_THE PROBLEM:_
Copy out the listing exactly.

###

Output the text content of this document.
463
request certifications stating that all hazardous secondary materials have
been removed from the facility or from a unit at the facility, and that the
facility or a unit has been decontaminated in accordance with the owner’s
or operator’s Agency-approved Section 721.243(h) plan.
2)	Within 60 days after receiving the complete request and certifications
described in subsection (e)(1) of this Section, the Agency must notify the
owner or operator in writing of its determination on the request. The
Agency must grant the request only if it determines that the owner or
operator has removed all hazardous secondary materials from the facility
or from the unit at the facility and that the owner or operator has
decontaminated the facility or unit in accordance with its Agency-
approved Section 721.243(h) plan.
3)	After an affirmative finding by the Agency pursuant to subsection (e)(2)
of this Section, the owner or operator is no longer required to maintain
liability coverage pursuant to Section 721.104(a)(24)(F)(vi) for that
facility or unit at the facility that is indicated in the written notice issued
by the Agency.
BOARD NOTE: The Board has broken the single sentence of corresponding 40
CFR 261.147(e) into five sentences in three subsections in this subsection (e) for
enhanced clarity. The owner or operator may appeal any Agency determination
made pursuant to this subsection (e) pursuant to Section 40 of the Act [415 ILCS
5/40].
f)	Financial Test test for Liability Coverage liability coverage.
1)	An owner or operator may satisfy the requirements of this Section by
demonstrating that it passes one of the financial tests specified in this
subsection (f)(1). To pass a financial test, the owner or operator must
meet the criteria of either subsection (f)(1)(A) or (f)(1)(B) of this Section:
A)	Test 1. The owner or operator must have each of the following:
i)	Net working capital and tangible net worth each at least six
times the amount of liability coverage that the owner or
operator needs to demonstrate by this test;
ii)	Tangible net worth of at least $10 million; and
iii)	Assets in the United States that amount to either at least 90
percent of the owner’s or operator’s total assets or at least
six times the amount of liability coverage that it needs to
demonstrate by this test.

###

_OUTPUT:_
Output the text content of this document.
463
request certifications stating that all hazardous secondary materials have
been removed from the facility or from a unit at the facility, and that the
facility or a unit has been decontaminated in accordance with the owner’s
or operator’s Agency-approved Section 721.243(h) plan.
2)	Within 60 days after receiving the complete request and certifications
described in subsection (e)(1) of this Section, the Agency must notify the
owner or operator in writing of its determination on the request. The
Agency must grant the request only if it determines that the owner or
operator has removed all hazardous secondary materials from the facility
or from the unit at the facility and that the owner or operator has
decontaminated the facility or unit in accordance with its Agency-
approved Section 721.243(h) plan.
3)	After an affirmative finding by the Agency pursuant to subsection (e)(2)
of this Section, the owner or operator is no longer required to maintain
liability coverage pursuant to Section 721.104(a)(24)(F)(vi) for that
facility or unit at the facility that is indicated in the written notice issued
by the Agency.
BOARD NOTE: The Board has broken the single sentence of corresponding 40
CFR 261.147(e) into five sentences in three subsections in this subsection (e) for
enhanced clarity. The owner or operator may appeal any Agency determination
made pursuant to this subsection (e) pursuant to Section 40 of the Act [415 ILCS
5/40].
f)	Financial Test test for Liability Coverage liability coverage.
1)	An owner or operator may satisfy the requirements of this Section by
demonstrating that it passes one of the financial tests specified in this
subsection (f)(1). To pass a financial test, the owner or operator must
meet the criteria of either subsection (f)(1)(A) or (f)(1)(B) of this Section:
A)	Test 1. The owner or operator must have each of the following:
i)	Net working capital and tangible net worth each at least six
times the amount of liability coverage that the owner or
operator needs to demonstrate by this test;
ii)	Tangible net worth of at least $10 million; and
iii)	Assets in the United States that amount to either at least 90
percent of the owner’s or operator’s total assets or at least
six times the amount of liability coverage that it needs to
demonstrate by this test.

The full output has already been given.